WHAT NEEDS TO BE DONE. Set the listing down unchanged, minus every embedded image.

[Data extracted from a collection]
* * * * *

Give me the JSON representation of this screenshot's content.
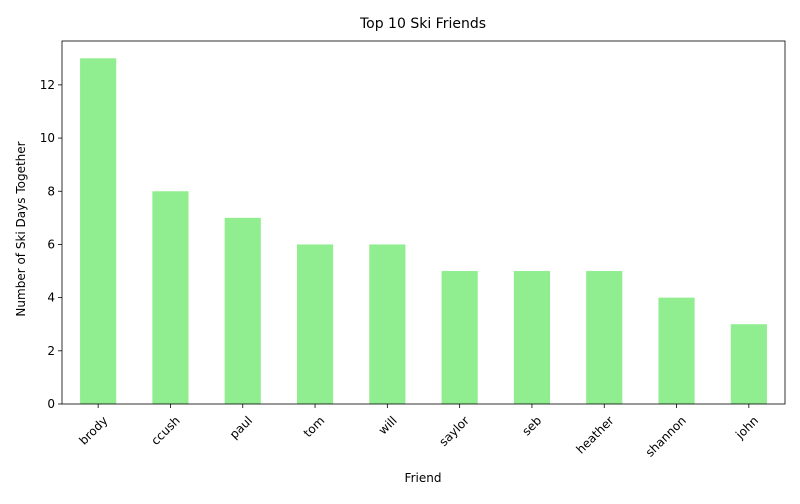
{
  "chart_data": {
    "type": "bar",
    "title": "Top 10 Ski Friends",
    "xlabel": "Friend",
    "ylabel": "Number of Ski Days Together",
    "categories": [
      "brody",
      "ccush",
      "paul",
      "tom",
      "will",
      "saylor",
      "seb",
      "heather",
      "shannon",
      "john"
    ],
    "values": [
      13,
      8,
      7,
      6,
      6,
      5,
      5,
      5,
      4,
      3
    ],
    "ylim": [
      0,
      13.65
    ],
    "yticks": [
      0,
      2,
      4,
      6,
      8,
      10,
      12
    ],
    "grid": false,
    "legend": "none",
    "bar_color": "#90ee90"
  }
}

* * * * *

REPLY.
Give me the JSON representation of this screenshot's content.
{
  "chart_data": {
    "type": "bar",
    "title": "Top 10 Ski Friends",
    "xlabel": "Friend",
    "ylabel": "Number of Ski Days Together",
    "categories": [
      "brody",
      "ccush",
      "paul",
      "tom",
      "will",
      "saylor",
      "seb",
      "heather",
      "shannon",
      "john"
    ],
    "values": [
      13,
      8,
      7,
      6,
      6,
      5,
      5,
      5,
      4,
      3
    ],
    "ylim": [
      0,
      13.65
    ],
    "yticks": [
      0,
      2,
      4,
      6,
      8,
      10,
      12
    ],
    "grid": false,
    "legend": "none",
    "bar_color": "#90ee90"
  }
}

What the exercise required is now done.